"""

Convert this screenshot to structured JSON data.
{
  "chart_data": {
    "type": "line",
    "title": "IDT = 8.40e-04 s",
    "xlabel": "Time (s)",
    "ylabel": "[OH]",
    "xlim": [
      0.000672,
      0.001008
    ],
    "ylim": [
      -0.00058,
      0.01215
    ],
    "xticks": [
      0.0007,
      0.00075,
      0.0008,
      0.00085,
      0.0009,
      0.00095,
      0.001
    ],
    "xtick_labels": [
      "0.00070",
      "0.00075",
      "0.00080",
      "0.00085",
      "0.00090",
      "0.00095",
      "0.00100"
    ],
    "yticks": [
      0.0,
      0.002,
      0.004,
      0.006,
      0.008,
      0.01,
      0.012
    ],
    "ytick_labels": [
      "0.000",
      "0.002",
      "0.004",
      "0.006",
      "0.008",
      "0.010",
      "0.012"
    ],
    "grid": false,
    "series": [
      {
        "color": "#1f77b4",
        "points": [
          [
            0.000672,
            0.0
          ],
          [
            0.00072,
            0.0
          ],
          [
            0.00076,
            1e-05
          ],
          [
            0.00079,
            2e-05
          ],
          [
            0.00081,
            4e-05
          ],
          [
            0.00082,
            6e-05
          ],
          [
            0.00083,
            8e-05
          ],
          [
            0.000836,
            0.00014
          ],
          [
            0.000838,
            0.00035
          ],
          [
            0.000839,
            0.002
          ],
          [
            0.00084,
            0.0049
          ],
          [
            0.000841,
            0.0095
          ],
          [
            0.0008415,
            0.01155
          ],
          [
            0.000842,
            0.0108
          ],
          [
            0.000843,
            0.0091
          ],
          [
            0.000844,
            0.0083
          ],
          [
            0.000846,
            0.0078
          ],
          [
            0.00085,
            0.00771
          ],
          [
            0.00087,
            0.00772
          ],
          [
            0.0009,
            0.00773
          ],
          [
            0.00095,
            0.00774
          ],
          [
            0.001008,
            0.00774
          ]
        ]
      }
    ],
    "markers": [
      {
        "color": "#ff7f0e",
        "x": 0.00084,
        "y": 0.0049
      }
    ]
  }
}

"""

Print all of the data exactly as it was given.

:: Answer below ::
Convert this screenshot to structured JSON data.
{
  "chart_data": {
    "type": "line",
    "title": "IDT = 8.40e-04 s",
    "xlabel": "Time (s)",
    "ylabel": "[OH]",
    "xlim": [
      0.000672,
      0.001008
    ],
    "ylim": [
      -0.00058,
      0.01215
    ],
    "xticks": [
      0.0007,
      0.00075,
      0.0008,
      0.00085,
      0.0009,
      0.00095,
      0.001
    ],
    "xtick_labels": [
      "0.00070",
      "0.00075",
      "0.00080",
      "0.00085",
      "0.00090",
      "0.00095",
      "0.00100"
    ],
    "yticks": [
      0.0,
      0.002,
      0.004,
      0.006,
      0.008,
      0.01,
      0.012
    ],
    "ytick_labels": [
      "0.000",
      "0.002",
      "0.004",
      "0.006",
      "0.008",
      "0.010",
      "0.012"
    ],
    "grid": false,
    "series": [
      {
        "color": "#1f77b4",
        "points": [
          [
            0.000672,
            0.0
          ],
          [
            0.00072,
            0.0
          ],
          [
            0.00076,
            1e-05
          ],
          [
            0.00079,
            2e-05
          ],
          [
            0.00081,
            4e-05
          ],
          [
            0.00082,
            6e-05
          ],
          [
            0.00083,
            8e-05
          ],
          [
            0.000836,
            0.00014
          ],
          [
            0.000838,
            0.00035
          ],
          [
            0.000839,
            0.002
          ],
          [
            0.00084,
            0.0049
          ],
          [
            0.000841,
            0.0095
          ],
          [
            0.0008415,
            0.01155
          ],
          [
            0.000842,
            0.0108
          ],
          [
            0.000843,
            0.0091
          ],
          [
            0.000844,
            0.0083
          ],
          [
            0.000846,
            0.0078
          ],
          [
            0.00085,
            0.00771
          ],
          [
            0.00087,
            0.00772
          ],
          [
            0.0009,
            0.00773
          ],
          [
            0.00095,
            0.00774
          ],
          [
            0.001008,
            0.00774
          ]
        ]
      }
    ],
    "markers": [
      {
        "color": "#ff7f0e",
        "x": 0.00084,
        "y": 0.0049
      }
    ]
  }
}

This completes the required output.